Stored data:
........
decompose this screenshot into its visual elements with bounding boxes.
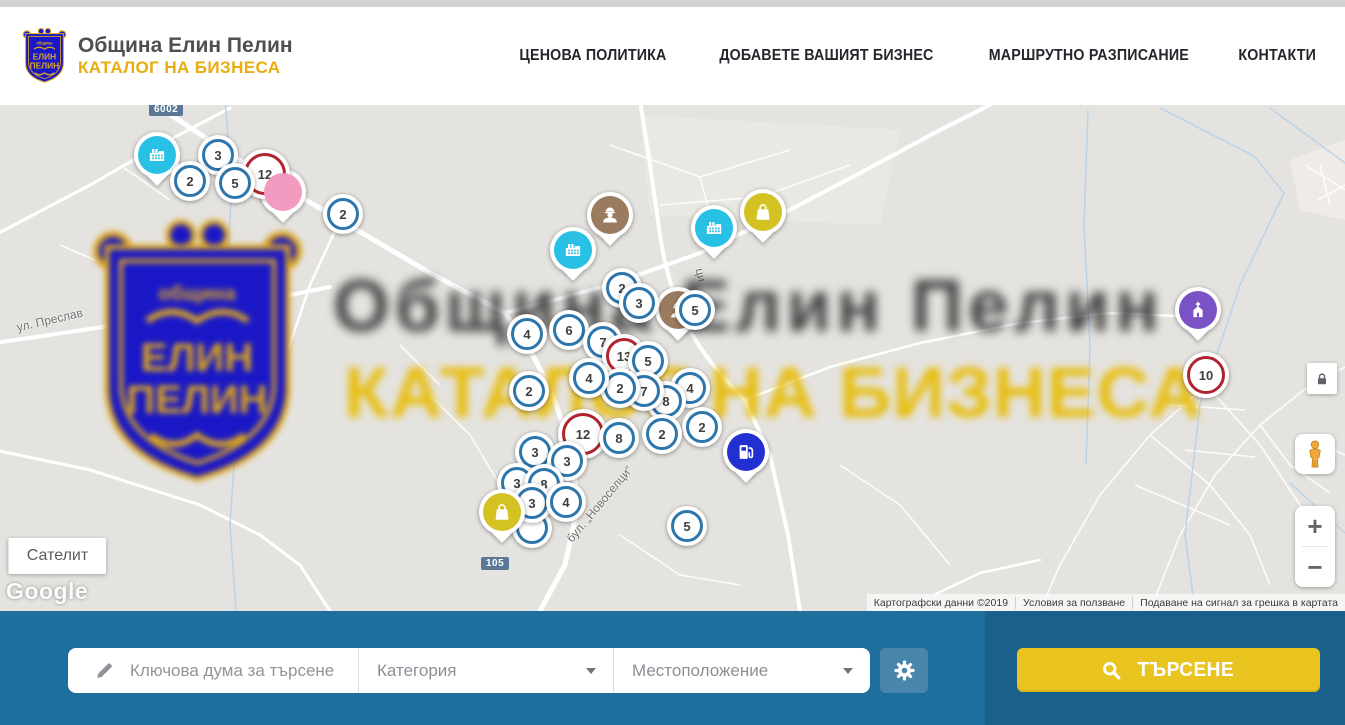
worker-pin-marker[interactable] [587,192,633,238]
site-title: Община Елин Пелин [78,34,293,58]
attribution-copyright: Картографски данни ©2019 [867,597,1015,609]
main-nav: ЦЕНОВА ПОЛИТИКА ДОБАВЕТЕ ВАШИЯТ БИЗНЕС М… [513,47,1319,65]
nav-pricing-policy[interactable]: ЦЕНОВА ПОЛИТИКА [519,47,666,65]
cluster-marker[interactable]: 5 [667,506,707,546]
cluster-marker[interactable]: 2 [682,407,722,447]
zoom-control: + − [1295,506,1335,587]
zoom-in-button[interactable]: + [1295,506,1335,546]
search-icon [1101,660,1122,681]
markers-layer: 31225223564713548724221282333834510 [0,105,1345,611]
cluster-marker[interactable]: 5 [215,163,255,203]
advanced-settings-button[interactable] [880,648,928,693]
svg-text:ЕЛИН: ЕЛИН [33,52,56,62]
cluster-marker[interactable]: 4 [546,482,586,522]
map-type-satellite-button[interactable]: Сателит [8,538,106,574]
site-subtitle: КАТАЛОГ НА БИЗНЕСА [78,58,293,78]
cluster-marker[interactable]: 8 [599,418,639,458]
cluster-marker[interactable]: 2 [642,414,682,454]
pencil-icon [94,660,115,681]
attribution-report-error-link[interactable]: Подаване на сигнал за грешка в картата [1132,597,1345,609]
cluster-marker[interactable]: 2 [170,161,210,201]
google-logo[interactable]: Google [6,578,88,605]
cluster-marker[interactable]: 10 [1183,352,1229,398]
factory-icon [562,239,584,261]
keyword-search-input[interactable] [128,660,358,682]
factory-icon [146,144,168,166]
page-top-strip [0,0,1345,7]
fuel-icon [735,441,757,463]
cluster-marker[interactable]: 4 [507,314,547,354]
search-fields: Категория Местоположение [68,648,870,693]
pegman-icon [1302,439,1328,469]
attribution-terms-link[interactable]: Условия за ползване [1015,597,1132,609]
nav-contacts[interactable]: КОНТАКТИ [1238,47,1316,65]
svg-text:община: община [36,41,53,46]
cluster-marker[interactable]: 3 [619,283,659,323]
cluster-marker[interactable]: 2 [323,194,363,234]
bag-icon [491,501,513,523]
chevron-down-icon [586,668,596,674]
category-dropdown[interactable]: Категория [358,648,613,693]
church-icon [1187,299,1209,321]
municipality-emblem-icon: община ЕЛИН ПЕЛИН [21,26,68,86]
lock-icon [1314,371,1330,387]
search-button-label: ТЪРСЕНЕ [1137,659,1233,682]
factory-pin-marker[interactable] [550,227,596,273]
header: община ЕЛИН ПЕЛИН Община Елин Пелин КАТА… [0,7,1345,106]
bag-icon [752,201,774,223]
gear-icon [893,659,916,682]
location-dropdown[interactable]: Местоположение [613,648,870,693]
nav-add-your-business[interactable]: ДОБАВЕТЕ ВАШИЯТ БИЗНЕС [719,47,933,65]
cluster-marker[interactable]: 2 [509,371,549,411]
pegman-control[interactable] [1295,434,1335,474]
bag-pin-marker[interactable] [479,489,525,535]
site-logo[interactable]: община ЕЛИН ПЕЛИН Община Елин Пелин КАТА… [21,26,293,86]
svg-text:ПЕЛИН: ПЕЛИН [30,60,59,70]
cluster-marker[interactable]: 5 [675,290,715,330]
lock-control-button[interactable] [1307,363,1337,394]
search-button[interactable]: ТЪРСЕНЕ [1017,648,1320,692]
search-bar: Категория Местоположение ТЪРСЕНЕ [0,611,1345,725]
bag-pin-marker[interactable] [740,189,786,235]
map-canvas[interactable]: община ЕЛИН ПЕЛИН Община Елин Пелин КАТА… [0,105,1345,611]
chevron-down-icon [843,668,853,674]
nav-route-timetable[interactable]: МАРШРУТНО РАЗПИСАНИЕ [989,47,1189,65]
map-type-control: Карта Сателит [8,538,106,574]
factory-pin-marker[interactable] [691,205,737,251]
keyword-field [68,648,358,693]
worker-icon [599,204,621,226]
zoom-out-button[interactable]: − [1295,547,1335,587]
factory-icon [703,217,725,239]
fuel-pin-marker[interactable] [723,429,769,475]
church-pin-marker[interactable] [1175,287,1221,333]
location-dropdown-label: Местоположение [632,661,768,681]
map-attribution: Картографски данни ©2019 Условия за полз… [867,594,1345,611]
cluster-marker[interactable]: 4 [569,358,609,398]
category-dropdown-label: Категория [377,661,456,681]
........
Task: Put each line of the listing into a Markdown table with the columns Row and Entry, numbering the rows and skipping blank lines. Omit the pictures.

Finished answer:
| Row | Entry |
|---|---|
| 1 | decompose this screenshot into its visual elements with bounding boxes. |
| 2 | worker-pin-marker[interactable] [587,192,633,238] |
| 3 | site-title: Община Елин Пелин [78,34,293,58] |
| 4 | attribution-copyright: Картографски данни ©2019 [867,597,1015,609] |
| 5 | main-nav: ЦЕНОВА ПОЛИТИКА ДОБАВЕТЕ ВАШИЯТ БИЗНЕС М… [513,47,1319,65] |
| 6 | nav-pricing-policy[interactable]: ЦЕНОВА ПОЛИТИКА [519,47,666,65] |
| 7 | cluster-marker[interactable]: 5 [667,506,707,546] |
| 8 | cluster-marker[interactable]: 2 [682,407,722,447] |
| 9 | zoom-control: + − [1295,506,1335,587] |
| 10 | zoom-in-button[interactable]: + [1295,506,1335,546] |
| 11 | search-icon [1101,660,1122,681] |
| 12 | markers-layer: 31225223564713548724221282333834510 [0,105,1345,611] |
| 13 | cluster-marker[interactable]: 5 [215,163,255,203] |
| 14 | advanced-settings-button[interactable] [880,648,928,693] |
| 15 | svg-text:ЕЛИН: ЕЛИН [33,52,56,62] |
| 16 | cluster-marker[interactable]: 4 [546,482,586,522] |
| 17 | map-type-satellite-button[interactable]: Сателит [8,538,106,574] |
| 18 | site-subtitle: КАТАЛОГ НА БИЗНЕСА [78,58,293,78] |
| 19 | cluster-marker[interactable]: 8 [599,418,639,458] |
| 20 | cluster-marker[interactable]: 2 [642,414,682,454] |
| 21 | pencil-icon [94,660,115,681] |
| 22 | attribution-report-error-link[interactable]: Подаване на сигнал за грешка в картата [1132,597,1345,609] |
| 23 | cluster-marker[interactable]: 2 [170,161,210,201] |
| 24 | google-logo[interactable]: Google [6,578,88,605] |
| 25 | cluster-marker[interactable]: 10 [1183,352,1229,398] |
| 26 | factory-icon [562,239,584,261] |
| 27 | keyword-search-input[interactable] [128,660,358,682] |
| 28 | factory-icon [146,144,168,166] |
| 29 | page-top-strip [0,0,1345,7] |
| 30 | fuel-icon [735,441,757,463] |
| 31 | cluster-marker[interactable]: 4 [507,314,547,354] |
| 32 | search-fields: Категория Местоположение [68,648,870,693] |
| 33 | pegman-icon [1302,439,1328,469] |
| 34 | attribution-terms-link[interactable]: Условия за ползване [1015,597,1132,609] |
| 35 | nav-contacts[interactable]: КОНТАКТИ [1238,47,1316,65] |
| 36 | svg-text:община: община [36,41,53,46] |
| 37 | cluster-marker[interactable]: 3 [619,283,659,323] |
| 38 | cluster-marker[interactable]: 2 [323,194,363,234] |
| 39 | bag-icon [491,501,513,523] |
| 40 | chevron-down-icon [586,668,596,674] |
| 41 | category-dropdown[interactable]: Категория [358,648,613,693] |
| 42 | church-icon [1187,299,1209,321] |
| 43 | municipality-emblem-icon: община ЕЛИН ПЕЛИН [21,26,68,86] |
| 44 | lock-icon [1314,371,1330,387] |
| 45 | search-button-label: ТЪРСЕНЕ [1137,659,1233,682] |
| 46 | factory-pin-marker[interactable] [550,227,596,273] |
| 47 | header: община ЕЛИН ПЕЛИН Община Елин Пелин КАТА… [0,7,1345,106] |
| 48 | bag-icon [752,201,774,223] |
| 49 | gear-icon [893,659,916,682] |
| 50 | location-dropdown[interactable]: Местоположение [613,648,870,693] |
| 51 | nav-add-your-business[interactable]: ДОБАВЕТЕ ВАШИЯТ БИЗНЕС [719,47,933,65] |
| 52 | cluster-marker[interactable]: 2 [509,371,549,411] |
| 53 | pegman-control[interactable] [1295,434,1335,474] |
| 54 | bag-pin-marker[interactable] [479,489,525,535] |
| 55 | site-logo[interactable]: община ЕЛИН ПЕЛИН Община Елин Пелин КАТА… [21,26,293,86] |
| 56 | svg-text:ПЕЛИН: ПЕЛИН [30,60,59,70] |
| 57 | cluster-marker[interactable]: 5 [675,290,715,330] |
| 58 | lock-control-button[interactable] [1307,363,1337,394] |
| 59 | search-button[interactable]: ТЪРСЕНЕ [1017,648,1320,692] |
| 60 | search-bar: Категория Местоположение ТЪРСЕНЕ [0,611,1345,725] |
| 61 | bag-pin-marker[interactable] [740,189,786,235] |
| 62 | map-canvas[interactable]: община ЕЛИН ПЕЛИН Община Елин Пелин КАТА… [0,105,1345,611] |
| 63 | chevron-down-icon [843,668,853,674] |
| 64 | nav-route-timetable[interactable]: МАРШРУТНО РАЗПИСАНИЕ [989,47,1189,65] |
| 65 | map-type-control: Карта Сателит [8,538,106,574] |
| 66 | factory-pin-marker[interactable] [691,205,737,251] |
| 67 | keyword-field [68,648,358,693] |
| 68 | worker-icon [599,204,621,226] |
| 69 | zoom-out-button[interactable]: − [1295,547,1335,587] |
| 70 | factory-icon [703,217,725,239] |
| 71 | fuel-pin-marker[interactable] [723,429,769,475] |
| 72 | church-pin-marker[interactable] [1175,287,1221,333] |
| 73 | location-dropdown-label: Местоположение [632,661,768,681] |
| 74 | map-attribution: Картографски данни ©2019 Условия за полз… [867,594,1345,611] |
| 75 | cluster-marker[interactable]: 4 [569,358,609,398] |
| 76 | category-dropdown-label: Категория [377,661,456,681] |